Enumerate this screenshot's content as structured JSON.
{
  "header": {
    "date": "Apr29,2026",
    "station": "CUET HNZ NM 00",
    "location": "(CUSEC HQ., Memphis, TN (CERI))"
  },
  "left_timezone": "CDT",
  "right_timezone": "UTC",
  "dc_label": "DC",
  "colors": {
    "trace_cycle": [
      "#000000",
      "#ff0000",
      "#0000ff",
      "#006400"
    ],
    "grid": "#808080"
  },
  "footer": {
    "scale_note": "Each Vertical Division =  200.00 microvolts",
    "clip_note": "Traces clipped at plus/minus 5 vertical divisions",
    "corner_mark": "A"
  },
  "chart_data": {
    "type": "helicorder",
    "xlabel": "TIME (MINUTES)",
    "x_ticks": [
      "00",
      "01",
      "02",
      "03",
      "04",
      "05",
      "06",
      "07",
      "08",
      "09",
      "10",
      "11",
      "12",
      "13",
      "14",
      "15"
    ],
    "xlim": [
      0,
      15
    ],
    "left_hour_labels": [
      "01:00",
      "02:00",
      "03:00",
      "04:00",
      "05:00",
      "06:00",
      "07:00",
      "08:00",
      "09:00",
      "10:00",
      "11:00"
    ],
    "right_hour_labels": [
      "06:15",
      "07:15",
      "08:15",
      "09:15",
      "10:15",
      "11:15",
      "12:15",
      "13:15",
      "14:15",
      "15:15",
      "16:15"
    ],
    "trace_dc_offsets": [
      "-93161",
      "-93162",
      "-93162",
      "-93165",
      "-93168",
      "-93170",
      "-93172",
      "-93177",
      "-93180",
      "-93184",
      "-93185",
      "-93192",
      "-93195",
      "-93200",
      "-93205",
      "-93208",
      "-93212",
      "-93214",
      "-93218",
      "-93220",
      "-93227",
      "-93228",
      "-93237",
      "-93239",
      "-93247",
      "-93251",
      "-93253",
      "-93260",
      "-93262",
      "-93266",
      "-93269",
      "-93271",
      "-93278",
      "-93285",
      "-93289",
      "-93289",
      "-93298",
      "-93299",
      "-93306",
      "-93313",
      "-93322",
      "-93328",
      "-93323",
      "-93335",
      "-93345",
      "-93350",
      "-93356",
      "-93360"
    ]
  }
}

* EXERCISE DESCRIPTION:
Above are some records; extract every one of them exactly.

* WORKED ANSWER:
Enumerate this screenshot's content as structured JSON.
{
  "header": {
    "date": "Apr29,2026",
    "station": "CUET HNZ NM 00",
    "location": "(CUSEC HQ., Memphis, TN (CERI))"
  },
  "left_timezone": "CDT",
  "right_timezone": "UTC",
  "dc_label": "DC",
  "colors": {
    "trace_cycle": [
      "#000000",
      "#ff0000",
      "#0000ff",
      "#006400"
    ],
    "grid": "#808080"
  },
  "footer": {
    "scale_note": "Each Vertical Division =  200.00 microvolts",
    "clip_note": "Traces clipped at plus/minus 5 vertical divisions",
    "corner_mark": "A"
  },
  "chart_data": {
    "type": "helicorder",
    "xlabel": "TIME (MINUTES)",
    "x_ticks": [
      "00",
      "01",
      "02",
      "03",
      "04",
      "05",
      "06",
      "07",
      "08",
      "09",
      "10",
      "11",
      "12",
      "13",
      "14",
      "15"
    ],
    "xlim": [
      0,
      15
    ],
    "left_hour_labels": [
      "01:00",
      "02:00",
      "03:00",
      "04:00",
      "05:00",
      "06:00",
      "07:00",
      "08:00",
      "09:00",
      "10:00",
      "11:00"
    ],
    "right_hour_labels": [
      "06:15",
      "07:15",
      "08:15",
      "09:15",
      "10:15",
      "11:15",
      "12:15",
      "13:15",
      "14:15",
      "15:15",
      "16:15"
    ],
    "trace_dc_offsets": [
      "-93161",
      "-93162",
      "-93162",
      "-93165",
      "-93168",
      "-93170",
      "-93172",
      "-93177",
      "-93180",
      "-93184",
      "-93185",
      "-93192",
      "-93195",
      "-93200",
      "-93205",
      "-93208",
      "-93212",
      "-93214",
      "-93218",
      "-93220",
      "-93227",
      "-93228",
      "-93237",
      "-93239",
      "-93247",
      "-93251",
      "-93253",
      "-93260",
      "-93262",
      "-93266",
      "-93269",
      "-93271",
      "-93278",
      "-93285",
      "-93289",
      "-93289",
      "-93298",
      "-93299",
      "-93306",
      "-93313",
      "-93322",
      "-93328",
      "-93323",
      "-93335",
      "-93345",
      "-93350",
      "-93356",
      "-93360"
    ]
  }
}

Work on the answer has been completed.